TASK DETAILS: Search the listing below for the word "text" and copy each line that holds it.

[begin RECORDS FOR THE EXERCISE]

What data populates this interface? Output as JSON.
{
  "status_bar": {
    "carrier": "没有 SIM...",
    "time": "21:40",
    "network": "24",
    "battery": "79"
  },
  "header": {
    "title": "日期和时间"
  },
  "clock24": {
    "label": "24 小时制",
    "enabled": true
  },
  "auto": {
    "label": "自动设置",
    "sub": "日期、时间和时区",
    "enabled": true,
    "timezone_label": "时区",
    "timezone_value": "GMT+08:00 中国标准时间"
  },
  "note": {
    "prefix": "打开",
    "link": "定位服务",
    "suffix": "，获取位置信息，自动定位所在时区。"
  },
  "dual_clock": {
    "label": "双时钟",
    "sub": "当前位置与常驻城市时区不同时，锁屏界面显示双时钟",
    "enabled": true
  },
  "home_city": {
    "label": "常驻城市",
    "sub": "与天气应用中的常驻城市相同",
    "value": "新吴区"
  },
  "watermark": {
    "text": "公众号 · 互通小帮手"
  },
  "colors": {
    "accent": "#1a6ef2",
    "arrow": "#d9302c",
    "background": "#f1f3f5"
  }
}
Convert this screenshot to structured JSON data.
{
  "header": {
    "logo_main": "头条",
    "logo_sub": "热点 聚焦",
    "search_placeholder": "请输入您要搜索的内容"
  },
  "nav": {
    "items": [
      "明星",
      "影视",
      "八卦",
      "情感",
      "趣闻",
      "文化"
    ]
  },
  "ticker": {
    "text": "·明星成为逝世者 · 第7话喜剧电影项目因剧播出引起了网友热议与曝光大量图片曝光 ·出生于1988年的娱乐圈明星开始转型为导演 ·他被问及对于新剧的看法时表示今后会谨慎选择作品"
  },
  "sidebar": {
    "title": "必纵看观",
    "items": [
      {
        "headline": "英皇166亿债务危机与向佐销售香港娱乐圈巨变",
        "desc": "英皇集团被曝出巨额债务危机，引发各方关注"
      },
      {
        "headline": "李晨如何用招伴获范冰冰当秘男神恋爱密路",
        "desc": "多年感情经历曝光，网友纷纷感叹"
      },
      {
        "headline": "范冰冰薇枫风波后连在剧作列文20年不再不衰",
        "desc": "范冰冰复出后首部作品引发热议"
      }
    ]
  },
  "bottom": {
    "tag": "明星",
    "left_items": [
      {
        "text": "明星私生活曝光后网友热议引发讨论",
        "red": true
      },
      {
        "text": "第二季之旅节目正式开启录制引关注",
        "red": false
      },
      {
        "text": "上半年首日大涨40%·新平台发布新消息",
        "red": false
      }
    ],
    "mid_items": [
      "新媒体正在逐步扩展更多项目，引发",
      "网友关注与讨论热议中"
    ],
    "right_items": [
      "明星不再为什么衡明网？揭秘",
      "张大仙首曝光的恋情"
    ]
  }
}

[end RECORDS FOR THE EXERCISE]

TASK OUTPUT:
    "text": "公众号 · 互通小帮手"
    "text": "·明星成为逝世者 · 第7话喜剧电影项目因剧播出引起了网友热议与曝光大量图片曝光 ·出生于1988年的娱乐圈明星开始转型为导演 ·他被问及对于新剧的看法时表示今后会谨慎选择作品"
        "text": "明星私生活曝光后网友热议引发讨论",
        "text": "第二季之旅节目正式开启录制引关注",
        "text": "上半年首日大涨40%·新平台发布新消息",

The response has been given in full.